Return every line of the records below verbatim, with no changes.

Spatial layout entries:
---------------
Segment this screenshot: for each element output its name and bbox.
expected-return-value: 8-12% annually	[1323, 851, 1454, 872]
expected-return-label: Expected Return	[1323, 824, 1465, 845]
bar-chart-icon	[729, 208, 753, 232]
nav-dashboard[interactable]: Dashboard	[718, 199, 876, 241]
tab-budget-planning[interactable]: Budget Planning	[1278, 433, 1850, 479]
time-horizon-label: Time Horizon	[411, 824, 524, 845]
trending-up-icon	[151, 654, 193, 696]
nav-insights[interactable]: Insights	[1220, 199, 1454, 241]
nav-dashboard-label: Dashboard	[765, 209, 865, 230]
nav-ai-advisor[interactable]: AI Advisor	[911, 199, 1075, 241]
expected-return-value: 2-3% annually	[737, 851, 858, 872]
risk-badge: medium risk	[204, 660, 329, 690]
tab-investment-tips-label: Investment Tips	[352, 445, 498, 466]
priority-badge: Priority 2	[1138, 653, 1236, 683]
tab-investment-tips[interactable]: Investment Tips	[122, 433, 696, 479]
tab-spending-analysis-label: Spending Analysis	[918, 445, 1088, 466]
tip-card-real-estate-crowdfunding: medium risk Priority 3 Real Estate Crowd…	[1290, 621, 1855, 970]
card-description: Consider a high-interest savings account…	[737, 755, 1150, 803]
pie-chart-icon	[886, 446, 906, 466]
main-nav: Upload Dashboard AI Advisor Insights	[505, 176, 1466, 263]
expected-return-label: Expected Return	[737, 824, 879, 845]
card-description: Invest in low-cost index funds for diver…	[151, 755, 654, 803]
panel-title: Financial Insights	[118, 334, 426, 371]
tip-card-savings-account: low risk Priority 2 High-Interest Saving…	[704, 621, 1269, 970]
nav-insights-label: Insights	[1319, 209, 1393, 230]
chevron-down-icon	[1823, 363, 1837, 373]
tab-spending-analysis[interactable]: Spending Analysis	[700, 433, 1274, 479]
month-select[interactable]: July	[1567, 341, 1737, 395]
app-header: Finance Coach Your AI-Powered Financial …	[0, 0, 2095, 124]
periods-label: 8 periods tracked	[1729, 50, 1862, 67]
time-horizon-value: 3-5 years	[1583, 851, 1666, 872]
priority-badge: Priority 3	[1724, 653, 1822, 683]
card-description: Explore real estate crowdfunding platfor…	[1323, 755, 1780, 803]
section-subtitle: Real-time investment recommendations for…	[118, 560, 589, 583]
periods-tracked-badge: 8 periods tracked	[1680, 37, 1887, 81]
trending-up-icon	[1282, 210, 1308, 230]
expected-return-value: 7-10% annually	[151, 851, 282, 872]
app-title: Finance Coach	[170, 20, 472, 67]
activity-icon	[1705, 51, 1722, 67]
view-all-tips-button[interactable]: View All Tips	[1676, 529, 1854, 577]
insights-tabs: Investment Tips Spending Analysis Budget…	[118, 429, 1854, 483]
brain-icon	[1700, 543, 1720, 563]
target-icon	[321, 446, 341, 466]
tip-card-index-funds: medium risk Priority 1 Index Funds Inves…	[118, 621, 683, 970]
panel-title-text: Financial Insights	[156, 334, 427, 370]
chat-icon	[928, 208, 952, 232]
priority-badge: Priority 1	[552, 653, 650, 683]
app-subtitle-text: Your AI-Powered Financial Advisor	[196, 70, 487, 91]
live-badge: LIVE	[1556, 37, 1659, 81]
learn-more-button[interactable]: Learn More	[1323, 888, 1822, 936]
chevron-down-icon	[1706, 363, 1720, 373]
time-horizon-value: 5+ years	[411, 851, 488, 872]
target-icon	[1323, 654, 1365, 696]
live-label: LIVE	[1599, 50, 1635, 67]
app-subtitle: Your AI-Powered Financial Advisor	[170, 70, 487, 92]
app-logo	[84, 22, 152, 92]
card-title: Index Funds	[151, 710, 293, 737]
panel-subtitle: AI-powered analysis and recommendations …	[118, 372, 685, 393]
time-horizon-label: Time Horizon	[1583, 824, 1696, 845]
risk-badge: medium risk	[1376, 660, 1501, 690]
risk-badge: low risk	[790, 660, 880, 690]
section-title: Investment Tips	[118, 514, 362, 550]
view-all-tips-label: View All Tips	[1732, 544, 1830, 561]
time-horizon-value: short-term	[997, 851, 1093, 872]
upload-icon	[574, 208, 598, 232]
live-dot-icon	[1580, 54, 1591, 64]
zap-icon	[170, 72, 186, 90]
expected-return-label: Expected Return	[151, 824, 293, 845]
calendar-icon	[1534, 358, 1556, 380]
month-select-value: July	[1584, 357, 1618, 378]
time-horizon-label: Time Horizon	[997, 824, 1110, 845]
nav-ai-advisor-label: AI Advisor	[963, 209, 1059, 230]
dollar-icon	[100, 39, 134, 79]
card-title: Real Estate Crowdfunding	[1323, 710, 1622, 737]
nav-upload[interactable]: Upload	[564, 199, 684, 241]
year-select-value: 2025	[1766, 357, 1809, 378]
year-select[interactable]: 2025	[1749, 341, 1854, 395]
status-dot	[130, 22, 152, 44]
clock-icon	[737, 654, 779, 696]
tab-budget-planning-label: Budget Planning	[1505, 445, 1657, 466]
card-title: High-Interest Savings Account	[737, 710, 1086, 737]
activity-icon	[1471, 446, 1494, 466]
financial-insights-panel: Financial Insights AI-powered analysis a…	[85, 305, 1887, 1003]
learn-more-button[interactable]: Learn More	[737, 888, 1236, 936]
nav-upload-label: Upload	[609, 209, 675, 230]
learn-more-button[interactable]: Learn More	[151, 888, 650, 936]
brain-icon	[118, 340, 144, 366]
---------------
THE RESPONSE:
Segment this screenshot: for each element output its name and bbox.
expected-return-value: 8-12% annually	[1323, 851, 1454, 872]
expected-return-label: Expected Return	[1323, 824, 1465, 845]
bar-chart-icon	[729, 208, 753, 232]
nav-dashboard[interactable]: Dashboard	[718, 199, 876, 241]
tab-budget-planning[interactable]: Budget Planning	[1278, 433, 1850, 479]
time-horizon-label: Time Horizon	[411, 824, 524, 845]
trending-up-icon	[151, 654, 193, 696]
nav-insights[interactable]: Insights	[1220, 199, 1454, 241]
nav-dashboard-label: Dashboard	[765, 209, 865, 230]
nav-ai-advisor[interactable]: AI Advisor	[911, 199, 1075, 241]
expected-return-value: 2-3% annually	[737, 851, 858, 872]
risk-badge: medium risk	[204, 660, 329, 690]
tab-investment-tips-label: Investment Tips	[352, 445, 498, 466]
priority-badge: Priority 2	[1138, 653, 1236, 683]
tab-investment-tips[interactable]: Investment Tips	[122, 433, 696, 479]
tab-spending-analysis-label: Spending Analysis	[918, 445, 1088, 466]
tip-card-real-estate-crowdfunding: medium risk Priority 3 Real Estate Crowd…	[1290, 621, 1855, 970]
card-description: Consider a high-interest savings account…	[737, 755, 1150, 803]
pie-chart-icon	[886, 446, 906, 466]
main-nav: Upload Dashboard AI Advisor Insights	[505, 176, 1466, 263]
expected-return-label: Expected Return	[737, 824, 879, 845]
card-description: Invest in low-cost index funds for diver…	[151, 755, 654, 803]
panel-title: Financial Insights	[118, 334, 426, 371]
tip-card-savings-account: low risk Priority 2 High-Interest Saving…	[704, 621, 1269, 970]
nav-insights-label: Insights	[1319, 209, 1393, 230]
chevron-down-icon	[1823, 363, 1837, 373]
tab-spending-analysis[interactable]: Spending Analysis	[700, 433, 1274, 479]
month-select[interactable]: July	[1567, 341, 1737, 395]
app-header: Finance Coach Your AI-Powered Financial …	[0, 0, 2095, 124]
periods-label: 8 periods tracked	[1729, 50, 1862, 67]
time-horizon-value: 3-5 years	[1583, 851, 1666, 872]
priority-badge: Priority 3	[1724, 653, 1822, 683]
card-description: Explore real estate crowdfunding platfor…	[1323, 755, 1780, 803]
section-subtitle: Real-time investment recommendations for…	[118, 560, 589, 583]
periods-tracked-badge: 8 periods tracked	[1680, 37, 1887, 81]
trending-up-icon	[1282, 210, 1308, 230]
expected-return-value: 7-10% annually	[151, 851, 282, 872]
app-title: Finance Coach	[170, 20, 472, 67]
activity-icon	[1705, 51, 1722, 67]
view-all-tips-button[interactable]: View All Tips	[1676, 529, 1854, 577]
insights-tabs: Investment Tips Spending Analysis Budget…	[118, 429, 1854, 483]
brain-icon	[1700, 543, 1720, 563]
target-icon	[321, 446, 341, 466]
tip-card-index-funds: medium risk Priority 1 Index Funds Inves…	[118, 621, 683, 970]
panel-title-text: Financial Insights	[156, 334, 427, 370]
chat-icon	[928, 208, 952, 232]
priority-badge: Priority 1	[552, 653, 650, 683]
app-subtitle-text: Your AI-Powered Financial Advisor	[196, 70, 487, 91]
live-badge: LIVE	[1556, 37, 1659, 81]
learn-more-button[interactable]: Learn More	[1323, 888, 1822, 936]
chevron-down-icon	[1706, 363, 1720, 373]
time-horizon-value: 5+ years	[411, 851, 488, 872]
target-icon	[1323, 654, 1365, 696]
live-label: LIVE	[1599, 50, 1635, 67]
app-subtitle: Your AI-Powered Financial Advisor	[170, 70, 487, 92]
app-logo	[84, 22, 152, 92]
card-title: Index Funds	[151, 710, 293, 737]
panel-subtitle: AI-powered analysis and recommendations …	[118, 372, 685, 393]
time-horizon-label: Time Horizon	[1583, 824, 1696, 845]
risk-badge: medium risk	[1376, 660, 1501, 690]
risk-badge: low risk	[790, 660, 880, 690]
section-title: Investment Tips	[118, 514, 362, 550]
view-all-tips-label: View All Tips	[1732, 544, 1830, 561]
time-horizon-value: short-term	[997, 851, 1093, 872]
upload-icon	[574, 208, 598, 232]
live-dot-icon	[1580, 54, 1591, 64]
zap-icon	[170, 72, 186, 90]
expected-return-label: Expected Return	[151, 824, 293, 845]
calendar-icon	[1534, 358, 1556, 380]
month-select-value: July	[1584, 357, 1618, 378]
time-horizon-label: Time Horizon	[997, 824, 1110, 845]
nav-ai-advisor-label: AI Advisor	[963, 209, 1059, 230]
dollar-icon	[100, 39, 134, 79]
card-title: Real Estate Crowdfunding	[1323, 710, 1622, 737]
nav-upload[interactable]: Upload	[564, 199, 684, 241]
year-select-value: 2025	[1766, 357, 1809, 378]
year-select[interactable]: 2025	[1749, 341, 1854, 395]
status-dot	[130, 22, 152, 44]
clock-icon	[737, 654, 779, 696]
tab-budget-planning-label: Budget Planning	[1505, 445, 1657, 466]
card-title: High-Interest Savings Account	[737, 710, 1086, 737]
activity-icon	[1471, 446, 1494, 466]
financial-insights-panel: Financial Insights AI-powered analysis a…	[85, 305, 1887, 1003]
learn-more-button[interactable]: Learn More	[737, 888, 1236, 936]
nav-upload-label: Upload	[609, 209, 675, 230]
learn-more-button[interactable]: Learn More	[151, 888, 650, 936]
brain-icon	[118, 340, 144, 366]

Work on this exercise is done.